**RECORD SET**.
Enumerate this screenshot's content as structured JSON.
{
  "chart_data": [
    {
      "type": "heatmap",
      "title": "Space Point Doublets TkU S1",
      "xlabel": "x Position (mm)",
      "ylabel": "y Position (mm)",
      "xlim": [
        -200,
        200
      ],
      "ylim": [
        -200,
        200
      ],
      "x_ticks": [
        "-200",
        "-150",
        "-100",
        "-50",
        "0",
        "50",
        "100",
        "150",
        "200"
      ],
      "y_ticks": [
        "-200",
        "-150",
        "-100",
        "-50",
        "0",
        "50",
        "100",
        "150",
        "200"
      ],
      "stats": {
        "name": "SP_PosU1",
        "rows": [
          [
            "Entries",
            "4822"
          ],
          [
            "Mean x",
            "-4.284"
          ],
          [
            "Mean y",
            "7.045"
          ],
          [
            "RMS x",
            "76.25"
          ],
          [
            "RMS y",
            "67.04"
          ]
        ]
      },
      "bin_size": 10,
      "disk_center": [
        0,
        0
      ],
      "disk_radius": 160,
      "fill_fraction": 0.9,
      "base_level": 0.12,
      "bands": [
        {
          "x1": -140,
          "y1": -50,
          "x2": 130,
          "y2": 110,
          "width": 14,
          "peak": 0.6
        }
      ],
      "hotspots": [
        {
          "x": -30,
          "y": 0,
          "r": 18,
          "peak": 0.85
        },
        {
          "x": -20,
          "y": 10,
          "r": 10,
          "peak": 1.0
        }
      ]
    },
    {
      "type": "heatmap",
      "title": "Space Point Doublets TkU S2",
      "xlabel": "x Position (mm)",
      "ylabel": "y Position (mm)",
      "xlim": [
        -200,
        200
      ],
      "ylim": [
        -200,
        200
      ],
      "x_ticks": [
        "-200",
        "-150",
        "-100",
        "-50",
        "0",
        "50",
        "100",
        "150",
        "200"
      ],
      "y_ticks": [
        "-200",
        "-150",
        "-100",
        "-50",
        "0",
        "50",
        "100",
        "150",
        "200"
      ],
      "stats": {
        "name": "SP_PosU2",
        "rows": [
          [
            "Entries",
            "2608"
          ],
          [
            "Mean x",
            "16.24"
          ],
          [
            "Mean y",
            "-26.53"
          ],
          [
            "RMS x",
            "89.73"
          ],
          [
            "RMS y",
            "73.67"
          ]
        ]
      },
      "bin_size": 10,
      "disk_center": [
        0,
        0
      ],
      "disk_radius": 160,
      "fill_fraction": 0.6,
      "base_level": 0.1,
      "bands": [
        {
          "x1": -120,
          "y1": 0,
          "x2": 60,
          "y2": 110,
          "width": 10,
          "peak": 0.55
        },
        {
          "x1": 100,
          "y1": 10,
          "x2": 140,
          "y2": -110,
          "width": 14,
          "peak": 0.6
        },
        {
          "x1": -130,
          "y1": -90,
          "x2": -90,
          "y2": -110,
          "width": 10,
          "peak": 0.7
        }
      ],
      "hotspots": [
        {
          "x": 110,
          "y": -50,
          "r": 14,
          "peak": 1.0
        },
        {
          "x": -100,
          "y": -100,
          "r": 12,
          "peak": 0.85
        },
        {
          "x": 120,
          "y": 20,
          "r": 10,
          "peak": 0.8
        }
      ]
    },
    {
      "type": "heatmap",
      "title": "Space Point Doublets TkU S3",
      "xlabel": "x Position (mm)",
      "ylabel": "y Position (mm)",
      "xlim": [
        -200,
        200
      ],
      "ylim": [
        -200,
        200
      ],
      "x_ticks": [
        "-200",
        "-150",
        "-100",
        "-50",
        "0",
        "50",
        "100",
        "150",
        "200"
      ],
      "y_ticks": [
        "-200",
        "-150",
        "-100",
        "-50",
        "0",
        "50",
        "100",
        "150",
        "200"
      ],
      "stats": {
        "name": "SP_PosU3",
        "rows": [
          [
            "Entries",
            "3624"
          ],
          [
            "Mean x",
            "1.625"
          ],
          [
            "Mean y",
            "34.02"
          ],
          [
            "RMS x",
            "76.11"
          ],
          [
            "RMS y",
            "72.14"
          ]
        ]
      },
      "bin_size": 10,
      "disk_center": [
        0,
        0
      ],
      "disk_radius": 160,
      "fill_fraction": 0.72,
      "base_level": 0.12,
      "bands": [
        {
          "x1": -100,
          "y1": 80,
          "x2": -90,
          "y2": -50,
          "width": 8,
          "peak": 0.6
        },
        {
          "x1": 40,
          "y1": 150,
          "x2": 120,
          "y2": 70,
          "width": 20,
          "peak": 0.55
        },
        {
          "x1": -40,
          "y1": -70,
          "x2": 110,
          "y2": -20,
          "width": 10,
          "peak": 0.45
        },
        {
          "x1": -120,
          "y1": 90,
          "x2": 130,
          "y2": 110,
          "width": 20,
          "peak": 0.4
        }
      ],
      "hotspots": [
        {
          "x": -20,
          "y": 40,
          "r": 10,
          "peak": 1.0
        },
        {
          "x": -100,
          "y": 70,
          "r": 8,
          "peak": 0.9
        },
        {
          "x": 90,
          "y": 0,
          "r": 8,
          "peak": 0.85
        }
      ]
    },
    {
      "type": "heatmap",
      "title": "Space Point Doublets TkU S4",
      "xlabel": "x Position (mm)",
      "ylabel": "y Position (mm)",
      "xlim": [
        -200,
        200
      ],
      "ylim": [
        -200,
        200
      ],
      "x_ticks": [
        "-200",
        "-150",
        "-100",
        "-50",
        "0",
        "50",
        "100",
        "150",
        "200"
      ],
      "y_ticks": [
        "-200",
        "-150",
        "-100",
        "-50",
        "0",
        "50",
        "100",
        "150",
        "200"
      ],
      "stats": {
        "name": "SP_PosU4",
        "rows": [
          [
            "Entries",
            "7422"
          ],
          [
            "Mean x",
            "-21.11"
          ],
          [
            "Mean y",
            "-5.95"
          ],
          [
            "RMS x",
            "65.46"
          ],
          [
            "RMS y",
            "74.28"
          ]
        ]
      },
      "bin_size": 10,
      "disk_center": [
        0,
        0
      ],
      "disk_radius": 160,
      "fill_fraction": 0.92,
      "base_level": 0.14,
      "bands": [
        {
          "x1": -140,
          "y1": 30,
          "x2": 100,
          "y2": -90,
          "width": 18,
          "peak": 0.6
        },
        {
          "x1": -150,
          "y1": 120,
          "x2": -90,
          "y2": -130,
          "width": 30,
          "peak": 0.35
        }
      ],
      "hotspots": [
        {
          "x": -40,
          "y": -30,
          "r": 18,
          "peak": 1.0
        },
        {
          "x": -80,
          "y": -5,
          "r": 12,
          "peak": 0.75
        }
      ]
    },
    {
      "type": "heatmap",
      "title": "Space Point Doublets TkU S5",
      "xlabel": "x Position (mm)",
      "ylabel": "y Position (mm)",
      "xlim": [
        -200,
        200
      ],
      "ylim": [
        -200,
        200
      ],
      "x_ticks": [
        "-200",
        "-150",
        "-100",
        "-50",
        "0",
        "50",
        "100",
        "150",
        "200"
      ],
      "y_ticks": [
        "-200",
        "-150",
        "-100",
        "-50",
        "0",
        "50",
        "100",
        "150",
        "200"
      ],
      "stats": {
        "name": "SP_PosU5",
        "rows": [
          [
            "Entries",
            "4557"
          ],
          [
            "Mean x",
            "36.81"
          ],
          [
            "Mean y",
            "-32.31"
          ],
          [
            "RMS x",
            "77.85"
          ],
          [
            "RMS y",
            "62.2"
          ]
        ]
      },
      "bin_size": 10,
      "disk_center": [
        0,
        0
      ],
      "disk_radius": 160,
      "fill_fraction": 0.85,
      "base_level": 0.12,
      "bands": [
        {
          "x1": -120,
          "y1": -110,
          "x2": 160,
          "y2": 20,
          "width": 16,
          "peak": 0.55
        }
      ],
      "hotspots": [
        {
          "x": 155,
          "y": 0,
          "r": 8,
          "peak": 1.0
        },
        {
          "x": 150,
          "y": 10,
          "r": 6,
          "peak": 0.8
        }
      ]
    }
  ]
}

**STATED TASK**.
Collect every line from the records above that contains the word "Space".

**EXERCISE ANSWER**.
      "title": "Space Point Doublets TkU S1",
      "title": "Space Point Doublets TkU S2",
      "title": "Space Point Doublets TkU S3",
      "title": "Space Point Doublets TkU S4",
      "title": "Space Point Doublets TkU S5",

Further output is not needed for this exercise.